- _EXERCISE INPUT_
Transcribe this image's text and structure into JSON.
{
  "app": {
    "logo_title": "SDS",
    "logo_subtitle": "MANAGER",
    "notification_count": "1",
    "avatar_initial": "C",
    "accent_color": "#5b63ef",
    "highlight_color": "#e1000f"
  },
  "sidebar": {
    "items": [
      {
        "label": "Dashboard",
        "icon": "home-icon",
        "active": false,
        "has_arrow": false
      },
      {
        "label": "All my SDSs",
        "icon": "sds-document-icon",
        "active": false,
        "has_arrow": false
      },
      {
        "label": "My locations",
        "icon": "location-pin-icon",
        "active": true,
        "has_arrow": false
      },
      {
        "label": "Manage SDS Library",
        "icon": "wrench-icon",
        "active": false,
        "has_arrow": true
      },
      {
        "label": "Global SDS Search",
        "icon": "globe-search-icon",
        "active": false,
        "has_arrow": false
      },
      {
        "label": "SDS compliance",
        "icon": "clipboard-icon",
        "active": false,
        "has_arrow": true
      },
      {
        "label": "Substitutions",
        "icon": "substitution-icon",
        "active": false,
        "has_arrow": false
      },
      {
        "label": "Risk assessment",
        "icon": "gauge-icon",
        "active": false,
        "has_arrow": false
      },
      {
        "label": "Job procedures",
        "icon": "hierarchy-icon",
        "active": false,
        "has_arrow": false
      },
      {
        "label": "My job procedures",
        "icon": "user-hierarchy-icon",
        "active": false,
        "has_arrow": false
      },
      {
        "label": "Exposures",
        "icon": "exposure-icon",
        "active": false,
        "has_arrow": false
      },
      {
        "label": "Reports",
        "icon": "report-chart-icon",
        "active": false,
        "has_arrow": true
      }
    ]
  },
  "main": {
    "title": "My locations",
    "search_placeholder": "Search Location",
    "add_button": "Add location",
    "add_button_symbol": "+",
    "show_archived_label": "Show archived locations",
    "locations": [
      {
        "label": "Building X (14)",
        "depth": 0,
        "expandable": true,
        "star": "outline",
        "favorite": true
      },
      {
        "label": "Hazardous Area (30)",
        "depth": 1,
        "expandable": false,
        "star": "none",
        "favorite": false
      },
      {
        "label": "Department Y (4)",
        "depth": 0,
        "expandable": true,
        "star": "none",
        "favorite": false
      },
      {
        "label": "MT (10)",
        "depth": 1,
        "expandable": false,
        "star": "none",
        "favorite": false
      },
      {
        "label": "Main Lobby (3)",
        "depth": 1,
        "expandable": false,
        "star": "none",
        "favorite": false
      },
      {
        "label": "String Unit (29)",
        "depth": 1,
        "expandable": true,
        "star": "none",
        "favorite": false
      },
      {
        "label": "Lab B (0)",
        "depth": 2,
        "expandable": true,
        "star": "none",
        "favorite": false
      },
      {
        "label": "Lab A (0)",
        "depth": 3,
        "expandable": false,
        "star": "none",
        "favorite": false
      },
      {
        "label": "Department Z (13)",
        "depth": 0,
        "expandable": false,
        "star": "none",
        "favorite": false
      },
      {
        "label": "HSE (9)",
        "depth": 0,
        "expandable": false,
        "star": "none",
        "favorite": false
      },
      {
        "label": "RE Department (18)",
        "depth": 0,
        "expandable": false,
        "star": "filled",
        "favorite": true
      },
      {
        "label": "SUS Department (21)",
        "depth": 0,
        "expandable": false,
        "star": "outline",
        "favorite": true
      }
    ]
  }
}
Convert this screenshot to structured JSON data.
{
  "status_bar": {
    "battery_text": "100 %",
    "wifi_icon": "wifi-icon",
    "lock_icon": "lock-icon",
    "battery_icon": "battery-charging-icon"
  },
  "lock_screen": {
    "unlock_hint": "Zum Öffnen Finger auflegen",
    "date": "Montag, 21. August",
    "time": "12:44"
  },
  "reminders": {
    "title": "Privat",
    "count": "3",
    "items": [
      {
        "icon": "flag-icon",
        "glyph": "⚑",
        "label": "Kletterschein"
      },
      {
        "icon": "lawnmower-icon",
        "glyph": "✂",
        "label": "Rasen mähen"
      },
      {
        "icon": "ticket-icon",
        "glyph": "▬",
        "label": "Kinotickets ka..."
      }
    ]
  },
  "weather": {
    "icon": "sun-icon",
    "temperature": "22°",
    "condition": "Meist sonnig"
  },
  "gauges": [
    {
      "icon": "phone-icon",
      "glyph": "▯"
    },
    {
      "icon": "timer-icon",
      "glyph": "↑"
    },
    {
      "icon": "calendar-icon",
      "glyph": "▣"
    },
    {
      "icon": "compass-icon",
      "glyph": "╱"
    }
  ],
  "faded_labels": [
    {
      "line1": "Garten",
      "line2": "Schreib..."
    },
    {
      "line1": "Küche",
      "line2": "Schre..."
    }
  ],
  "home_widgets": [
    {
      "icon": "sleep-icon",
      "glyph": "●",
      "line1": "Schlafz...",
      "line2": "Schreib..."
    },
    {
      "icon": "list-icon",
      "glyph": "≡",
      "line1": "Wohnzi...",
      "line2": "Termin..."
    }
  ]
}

- _OBJECTIVE_
Reproduce all of the records exactly.

- _RESULT FOR THIS EXERCISE_
Transcribe this image's text and structure into JSON.
{
  "app": {
    "logo_title": "SDS",
    "logo_subtitle": "MANAGER",
    "notification_count": "1",
    "avatar_initial": "C",
    "accent_color": "#5b63ef",
    "highlight_color": "#e1000f"
  },
  "sidebar": {
    "items": [
      {
        "label": "Dashboard",
        "icon": "home-icon",
        "active": false,
        "has_arrow": false
      },
      {
        "label": "All my SDSs",
        "icon": "sds-document-icon",
        "active": false,
        "has_arrow": false
      },
      {
        "label": "My locations",
        "icon": "location-pin-icon",
        "active": true,
        "has_arrow": false
      },
      {
        "label": "Manage SDS Library",
        "icon": "wrench-icon",
        "active": false,
        "has_arrow": true
      },
      {
        "label": "Global SDS Search",
        "icon": "globe-search-icon",
        "active": false,
        "has_arrow": false
      },
      {
        "label": "SDS compliance",
        "icon": "clipboard-icon",
        "active": false,
        "has_arrow": true
      },
      {
        "label": "Substitutions",
        "icon": "substitution-icon",
        "active": false,
        "has_arrow": false
      },
      {
        "label": "Risk assessment",
        "icon": "gauge-icon",
        "active": false,
        "has_arrow": false
      },
      {
        "label": "Job procedures",
        "icon": "hierarchy-icon",
        "active": false,
        "has_arrow": false
      },
      {
        "label": "My job procedures",
        "icon": "user-hierarchy-icon",
        "active": false,
        "has_arrow": false
      },
      {
        "label": "Exposures",
        "icon": "exposure-icon",
        "active": false,
        "has_arrow": false
      },
      {
        "label": "Reports",
        "icon": "report-chart-icon",
        "active": false,
        "has_arrow": true
      }
    ]
  },
  "main": {
    "title": "My locations",
    "search_placeholder": "Search Location",
    "add_button": "Add location",
    "add_button_symbol": "+",
    "show_archived_label": "Show archived locations",
    "locations": [
      {
        "label": "Building X (14)",
        "depth": 0,
        "expandable": true,
        "star": "outline",
        "favorite": true
      },
      {
        "label": "Hazardous Area (30)",
        "depth": 1,
        "expandable": false,
        "star": "none",
        "favorite": false
      },
      {
        "label": "Department Y (4)",
        "depth": 0,
        "expandable": true,
        "star": "none",
        "favorite": false
      },
      {
        "label": "MT (10)",
        "depth": 1,
        "expandable": false,
        "star": "none",
        "favorite": false
      },
      {
        "label": "Main Lobby (3)",
        "depth": 1,
        "expandable": false,
        "star": "none",
        "favorite": false
      },
      {
        "label": "String Unit (29)",
        "depth": 1,
        "expandable": true,
        "star": "none",
        "favorite": false
      },
      {
        "label": "Lab B (0)",
        "depth": 2,
        "expandable": true,
        "star": "none",
        "favorite": false
      },
      {
        "label": "Lab A (0)",
        "depth": 3,
        "expandable": false,
        "star": "none",
        "favorite": false
      },
      {
        "label": "Department Z (13)",
        "depth": 0,
        "expandable": false,
        "star": "none",
        "favorite": false
      },
      {
        "label": "HSE (9)",
        "depth": 0,
        "expandable": false,
        "star": "none",
        "favorite": false
      },
      {
        "label": "RE Department (18)",
        "depth": 0,
        "expandable": false,
        "star": "filled",
        "favorite": true
      },
      {
        "label": "SUS Department (21)",
        "depth": 0,
        "expandable": false,
        "star": "outline",
        "favorite": true
      }
    ]
  }
}
Convert this screenshot to structured JSON data.
{
  "status_bar": {
    "battery_text": "100 %",
    "wifi_icon": "wifi-icon",
    "lock_icon": "lock-icon",
    "battery_icon": "battery-charging-icon"
  },
  "lock_screen": {
    "unlock_hint": "Zum Öffnen Finger auflegen",
    "date": "Montag, 21. August",
    "time": "12:44"
  },
  "reminders": {
    "title": "Privat",
    "count": "3",
    "items": [
      {
        "icon": "flag-icon",
        "glyph": "⚑",
        "label": "Kletterschein"
      },
      {
        "icon": "lawnmower-icon",
        "glyph": "✂",
        "label": "Rasen mähen"
      },
      {
        "icon": "ticket-icon",
        "glyph": "▬",
        "label": "Kinotickets ka..."
      }
    ]
  },
  "weather": {
    "icon": "sun-icon",
    "temperature": "22°",
    "condition": "Meist sonnig"
  },
  "gauges": [
    {
      "icon": "phone-icon",
      "glyph": "▯"
    },
    {
      "icon": "timer-icon",
      "glyph": "↑"
    },
    {
      "icon": "calendar-icon",
      "glyph": "▣"
    },
    {
      "icon": "compass-icon",
      "glyph": "╱"
    }
  ],
  "faded_labels": [
    {
      "line1": "Garten",
      "line2": "Schreib..."
    },
    {
      "line1": "Küche",
      "line2": "Schre..."
    }
  ],
  "home_widgets": [
    {
      "icon": "sleep-icon",
      "glyph": "●",
      "line1": "Schlafz...",
      "line2": "Schreib..."
    },
    {
      "icon": "list-icon",
      "glyph": "≡",
      "line1": "Wohnzi...",
      "line2": "Termin..."
    }
  ]
}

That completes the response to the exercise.